** BEGIN Records **

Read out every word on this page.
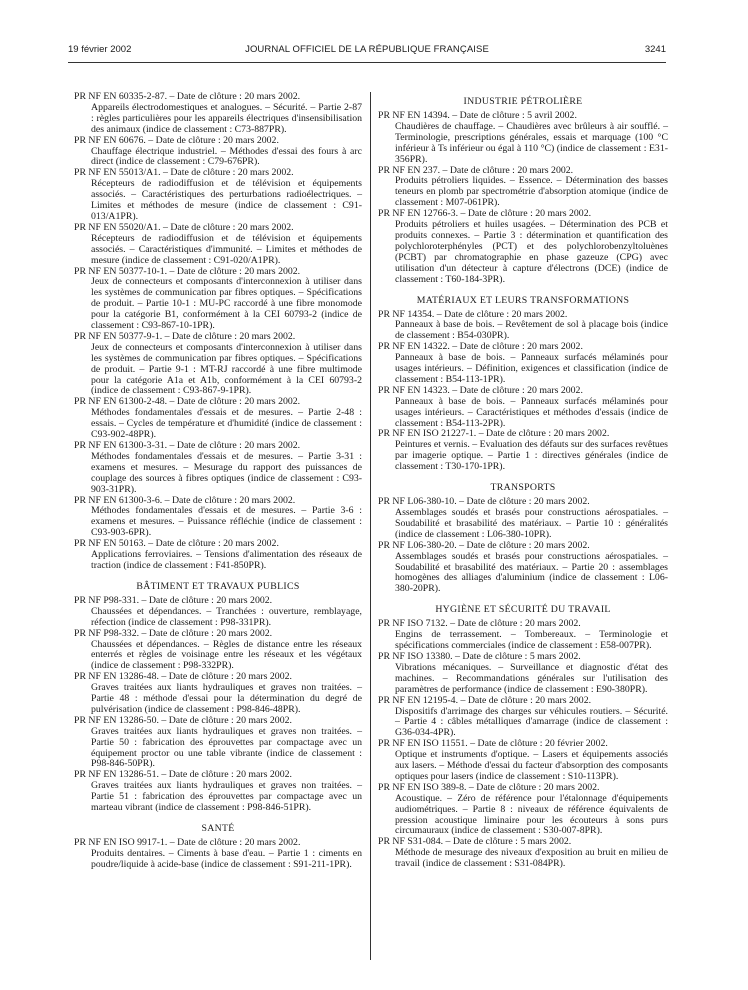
19 février 2002	JOURNAL OFFICIEL DE LA RÉPUBLIQUE FRANÇAISE	3241
PR NF EN 60335-2-87. – Date de clôture : 20 mars 2002.
Appareils électrodomestiques et analogues. – Sécurité. – Partie 2-87 : règles particulières pour les appareils électriques d'insensibilisation des animaux (indice de classement : C73-887PR).
PR NF EN 60676. – Date de clôture : 20 mars 2002.
Chauffage électrique industriel. – Méthodes d'essai des fours à arc direct (indice de classement : C79-676PR).
PR NF EN 55013/A1. – Date de clôture : 20 mars 2002.
Récepteurs de radiodiffusion et de télévision et équipements associés. – Caractéristiques des perturbations radioélectriques. – Limites et méthodes de mesure (indice de classement : C91-013/A1PR).
PR NF EN 55020/A1. – Date de clôture : 20 mars 2002.
Récepteurs de radiodiffusion et de télévision et équipements associés. – Caractéristiques d'immunité. – Limites et méthodes de mesure (indice de classement : C91-020/A1PR).
PR NF EN 50377-10-1. – Date de clôture : 20 mars 2002.
Jeux de connecteurs et composants d'interconnexion à utiliser dans les systèmes de communication par fibres optiques. – Spécifications de produit. – Partie 10-1 : MU-PC raccordé à une fibre monomode pour la catégorie B1, conformément à la CEI 60793-2 (indice de classement : C93-867-10-1PR).
PR NF EN 50377-9-1. – Date de clôture : 20 mars 2002.
Jeux de connecteurs et composants d'interconnexion à utiliser dans les systèmes de communication par fibres optiques. – Spécifications de produit. – Partie 9-1 : MT-RJ raccordé à une fibre multimode pour la catégorie A1a et A1b, conformément à la CEI 60793-2 (indice de classement : C93-867-9-1PR).
PR NF EN 61300-2-48. – Date de clôture : 20 mars 2002.
Méthodes fondamentales d'essais et de mesures. – Partie 2-48 : essais. – Cycles de température et d'humidité (indice de classement : C93-902-48PR).
PR NF EN 61300-3-31. – Date de clôture : 20 mars 2002.
Méthodes fondamentales d'essais et de mesures. – Partie 3-31 : examens et mesures. – Mesurage du rapport des puissances de couplage des sources à fibres optiques (indice de classement : C93-903-31PR).
PR NF EN 61300-3-6. – Date de clôture : 20 mars 2002.
Méthodes fondamentales d'essais et de mesures. – Partie 3-6 : examens et mesures. – Puissance réfléchie (indice de classement : C93-903-6PR).
PR NF EN 50163. – Date de clôture : 20 mars 2002.
Applications ferroviaires. – Tensions d'alimentation des réseaux de traction (indice de classement : F41-850PR).
BÂTIMENT ET TRAVAUX PUBLICS
PR NF P98-331. – Date de clôture : 20 mars 2002.
Chaussées et dépendances. – Tranchées : ouverture, remblayage, réfection (indice de classement : P98-331PR).
PR NF P98-332. – Date de clôture : 20 mars 2002.
Chaussées et dépendances. – Règles de distance entre les réseaux enterrés et règles de voisinage entre les réseaux et les végétaux (indice de classement : P98-332PR).
PR NF EN 13286-48. – Date de clôture : 20 mars 2002.
Graves traitées aux liants hydrauliques et graves non traitées. – Partie 48 : méthode d'essai pour la détermination du degré de pulvérisation (indice de classement : P98-846-48PR).
PR NF EN 13286-50. – Date de clôture : 20 mars 2002.
Graves traitées aux liants hydrauliques et graves non traitées. – Partie 50 : fabrication des éprouvettes par compactage avec un équipement proctor ou une table vibrante (indice de classement : P98-846-50PR).
PR NF EN 13286-51. – Date de clôture : 20 mars 2002.
Graves traitées aux liants hydrauliques et graves non traitées. – Partie 51 : fabrication des éprouvettes par compactage avec un marteau vibrant (indice de classement : P98-846-51PR).
SANTÉ
PR NF EN ISO 9917-1. – Date de clôture : 20 mars 2002.
Produits dentaires. – Ciments à base d'eau. – Partie 1 : ciments en poudre/liquide à acide-base (indice de classement : S91-211-1PR).
INDUSTRIE PÉTROLIÈRE
PR NF EN 14394. – Date de clôture : 5 avril 2002.
Chaudières de chauffage. – Chaudières avec brûleurs à air soufflé. – Terminologie, prescriptions générales, essais et marquage (100 °C inférieur à Ts inférieur ou égal à 110 °C) (indice de classement : E31-356PR).
PR NF EN 237. – Date de clôture : 20 mars 2002.
Produits pétroliers liquides. – Essence. – Détermination des basses teneurs en plomb par spectrométrie d'absorption atomique (indice de classement : M07-061PR).
PR NF EN 12766-3. – Date de clôture : 20 mars 2002.
Produits pétroliers et huiles usagées. – Détermination des PCB et produits connexes. – Partie 3 : détermination et quantification des polychloroterphényles (PCT) et des polychlorobenzyltoluènes (PCBT) par chromatographie en phase gazeuze (CPG) avec utilisation d'un détecteur à capture d'électrons (DCE) (indice de classement : T60-184-3PR).
MATÉRIAUX ET LEURS TRANSFORMATIONS
PR NF 14354. – Date de clôture : 20 mars 2002.
Panneaux à base de bois. – Revêtement de sol à placage bois (indice de classement : B54-030PR).
PR NF EN 14322. – Date de clôture : 20 mars 2002.
Panneaux à base de bois. – Panneaux surfacés mélaminés pour usages intérieurs. – Définition, exigences et classification (indice de classement : B54-113-1PR).
PR NF EN 14323. – Date de clôture : 20 mars 2002.
Panneaux à base de bois. – Panneaux surfacés mélaminés pour usages intérieurs. – Caractéristiques et méthodes d'essais (indice de classement : B54-113-2PR).
PR NF EN ISO 21227-1. – Date de clôture : 20 mars 2002.
Peintures et vernis. – Evaluation des défauts sur des surfaces revêtues par imagerie optique. – Partie 1 : directives générales (indice de classement : T30-170-1PR).
TRANSPORTS
PR NF L06-380-10. – Date de clôture : 20 mars 2002.
Assemblages soudés et brasés pour constructions aérospatiales. – Soudabilité et brasabilité des matériaux. – Partie 10 : généralités (indice de classement : L06-380-10PR).
PR NF L06-380-20. – Date de clôture : 20 mars 2002.
Assemblages soudés et brasés pour constructions aérospatiales. – Soudabilité et brasabilité des matériaux. – Partie 20 : assemblages homogènes des alliages d'aluminium (indice de classement : L06-380-20PR).
HYGIÈNE ET SÉCURITÉ DU TRAVAIL
PR NF ISO 7132. – Date de clôture : 20 mars 2002.
Engins de terrassement. – Tombereaux. – Terminologie et spécifications commerciales (indice de classement : E58-007PR).
PR NF ISO 13380. – Date de clôture : 5 mars 2002.
Vibrations mécaniques. – Surveillance et diagnostic d'état des machines. – Recommandations générales sur l'utilisation des paramètres de performance (indice de classement : E90-380PR).
PR NF EN 12195-4. – Date de clôture : 20 mars 2002.
Dispositifs d'arrimage des charges sur véhicules routiers. – Sécurité. – Partie 4 : câbles métalliques d'amarrage (indice de classement : G36-034-4PR).
PR NF EN ISO 11551. – Date de clôture : 20 février 2002.
Optique et instruments d'optique. – Lasers et équipements associés aux lasers. – Méthode d'essai du facteur d'absorption des composants optiques pour lasers (indice de classement : S10-113PR).
PR NF EN ISO 389-8. – Date de clôture : 20 mars 2002.
Acoustique. – Zéro de référence pour l'étalonnage d'équipements audiométriques. – Partie 8 : niveaux de référence équivalents de pression acoustique liminaire pour les écouteurs à sons purs circumauraux (indice de classement : S30-007-8PR).
PR NF S31-084. – Date de clôture : 5 mars 2002.
Méthode de mesurage des niveaux d'exposition au bruit en milieu de travail (indice de classement : S31-084PR).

** END Records **

* [Objective] Reproduce all of the material exactly, apart from the pictures.

* [Reply]
Read out every word on this page.
19 février 2002	JOURNAL OFFICIEL DE LA RÉPUBLIQUE FRANÇAISE	3241
PR NF EN 60335-2-87. – Date de clôture : 20 mars 2002.
Appareils électrodomestiques et analogues. – Sécurité. – Partie 2-87 : règles particulières pour les appareils électriques d'insensibilisation des animaux (indice de classement : C73-887PR).
PR NF EN 60676. – Date de clôture : 20 mars 2002.
Chauffage électrique industriel. – Méthodes d'essai des fours à arc direct (indice de classement : C79-676PR).
PR NF EN 55013/A1. – Date de clôture : 20 mars 2002.
Récepteurs de radiodiffusion et de télévision et équipements associés. – Caractéristiques des perturbations radioélectriques. – Limites et méthodes de mesure (indice de classement : C91-013/A1PR).
PR NF EN 55020/A1. – Date de clôture : 20 mars 2002.
Récepteurs de radiodiffusion et de télévision et équipements associés. – Caractéristiques d'immunité. – Limites et méthodes de mesure (indice de classement : C91-020/A1PR).
PR NF EN 50377-10-1. – Date de clôture : 20 mars 2002.
Jeux de connecteurs et composants d'interconnexion à utiliser dans les systèmes de communication par fibres optiques. – Spécifications de produit. – Partie 10-1 : MU-PC raccordé à une fibre monomode pour la catégorie B1, conformément à la CEI 60793-2 (indice de classement : C93-867-10-1PR).
PR NF EN 50377-9-1. – Date de clôture : 20 mars 2002.
Jeux de connecteurs et composants d'interconnexion à utiliser dans les systèmes de communication par fibres optiques. – Spécifications de produit. – Partie 9-1 : MT-RJ raccordé à une fibre multimode pour la catégorie A1a et A1b, conformément à la CEI 60793-2 (indice de classement : C93-867-9-1PR).
PR NF EN 61300-2-48. – Date de clôture : 20 mars 2002.
Méthodes fondamentales d'essais et de mesures. – Partie 2-48 : essais. – Cycles de température et d'humidité (indice de classement : C93-902-48PR).
PR NF EN 61300-3-31. – Date de clôture : 20 mars 2002.
Méthodes fondamentales d'essais et de mesures. – Partie 3-31 : examens et mesures. – Mesurage du rapport des puissances de couplage des sources à fibres optiques (indice de classement : C93-903-31PR).
PR NF EN 61300-3-6. – Date de clôture : 20 mars 2002.
Méthodes fondamentales d'essais et de mesures. – Partie 3-6 : examens et mesures. – Puissance réfléchie (indice de classement : C93-903-6PR).
PR NF EN 50163. – Date de clôture : 20 mars 2002.
Applications ferroviaires. – Tensions d'alimentation des réseaux de traction (indice de classement : F41-850PR).
BÂTIMENT ET TRAVAUX PUBLICS
PR NF P98-331. – Date de clôture : 20 mars 2002.
Chaussées et dépendances. – Tranchées : ouverture, remblayage, réfection (indice de classement : P98-331PR).
PR NF P98-332. – Date de clôture : 20 mars 2002.
Chaussées et dépendances. – Règles de distance entre les réseaux enterrés et règles de voisinage entre les réseaux et les végétaux (indice de classement : P98-332PR).
PR NF EN 13286-48. – Date de clôture : 20 mars 2002.
Graves traitées aux liants hydrauliques et graves non traitées. – Partie 48 : méthode d'essai pour la détermination du degré de pulvérisation (indice de classement : P98-846-48PR).
PR NF EN 13286-50. – Date de clôture : 20 mars 2002.
Graves traitées aux liants hydrauliques et graves non traitées. – Partie 50 : fabrication des éprouvettes par compactage avec un équipement proctor ou une table vibrante (indice de classement : P98-846-50PR).
PR NF EN 13286-51. – Date de clôture : 20 mars 2002.
Graves traitées aux liants hydrauliques et graves non traitées. – Partie 51 : fabrication des éprouvettes par compactage avec un marteau vibrant (indice de classement : P98-846-51PR).
SANTÉ
PR NF EN ISO 9917-1. – Date de clôture : 20 mars 2002.
Produits dentaires. – Ciments à base d'eau. – Partie 1 : ciments en poudre/liquide à acide-base (indice de classement : S91-211-1PR).
INDUSTRIE PÉTROLIÈRE
PR NF EN 14394. – Date de clôture : 5 avril 2002.
Chaudières de chauffage. – Chaudières avec brûleurs à air soufflé. – Terminologie, prescriptions générales, essais et marquage (100 °C inférieur à Ts inférieur ou égal à 110 °C) (indice de classement : E31-356PR).
PR NF EN 237. – Date de clôture : 20 mars 2002.
Produits pétroliers liquides. – Essence. – Détermination des basses teneurs en plomb par spectrométrie d'absorption atomique (indice de classement : M07-061PR).
PR NF EN 12766-3. – Date de clôture : 20 mars 2002.
Produits pétroliers et huiles usagées. – Détermination des PCB et produits connexes. – Partie 3 : détermination et quantification des polychloroterphényles (PCT) et des polychlorobenzyltoluènes (PCBT) par chromatographie en phase gazeuze (CPG) avec utilisation d'un détecteur à capture d'électrons (DCE) (indice de classement : T60-184-3PR).
MATÉRIAUX ET LEURS TRANSFORMATIONS
PR NF 14354. – Date de clôture : 20 mars 2002.
Panneaux à base de bois. – Revêtement de sol à placage bois (indice de classement : B54-030PR).
PR NF EN 14322. – Date de clôture : 20 mars 2002.
Panneaux à base de bois. – Panneaux surfacés mélaminés pour usages intérieurs. – Définition, exigences et classification (indice de classement : B54-113-1PR).
PR NF EN 14323. – Date de clôture : 20 mars 2002.
Panneaux à base de bois. – Panneaux surfacés mélaminés pour usages intérieurs. – Caractéristiques et méthodes d'essais (indice de classement : B54-113-2PR).
PR NF EN ISO 21227-1. – Date de clôture : 20 mars 2002.
Peintures et vernis. – Evaluation des défauts sur des surfaces revêtues par imagerie optique. – Partie 1 : directives générales (indice de classement : T30-170-1PR).
TRANSPORTS
PR NF L06-380-10. – Date de clôture : 20 mars 2002.
Assemblages soudés et brasés pour constructions aérospatiales. – Soudabilité et brasabilité des matériaux. – Partie 10 : généralités (indice de classement : L06-380-10PR).
PR NF L06-380-20. – Date de clôture : 20 mars 2002.
Assemblages soudés et brasés pour constructions aérospatiales. – Soudabilité et brasabilité des matériaux. – Partie 20 : assemblages homogènes des alliages d'aluminium (indice de classement : L06-380-20PR).
HYGIÈNE ET SÉCURITÉ DU TRAVAIL
PR NF ISO 7132. – Date de clôture : 20 mars 2002.
Engins de terrassement. – Tombereaux. – Terminologie et spécifications commerciales (indice de classement : E58-007PR).
PR NF ISO 13380. – Date de clôture : 5 mars 2002.
Vibrations mécaniques. – Surveillance et diagnostic d'état des machines. – Recommandations générales sur l'utilisation des paramètres de performance (indice de classement : E90-380PR).
PR NF EN 12195-4. – Date de clôture : 20 mars 2002.
Dispositifs d'arrimage des charges sur véhicules routiers. – Sécurité. – Partie 4 : câbles métalliques d'amarrage (indice de classement : G36-034-4PR).
PR NF EN ISO 11551. – Date de clôture : 20 février 2002.
Optique et instruments d'optique. – Lasers et équipements associés aux lasers. – Méthode d'essai du facteur d'absorption des composants optiques pour lasers (indice de classement : S10-113PR).
PR NF EN ISO 389-8. – Date de clôture : 20 mars 2002.
Acoustique. – Zéro de référence pour l'étalonnage d'équipements audiométriques. – Partie 8 : niveaux de référence équivalents de pression acoustique liminaire pour les écouteurs à sons purs circumauraux (indice de classement : S30-007-8PR).
PR NF S31-084. – Date de clôture : 5 mars 2002.
Méthode de mesurage des niveaux d'exposition au bruit en milieu de travail (indice de classement : S31-084PR).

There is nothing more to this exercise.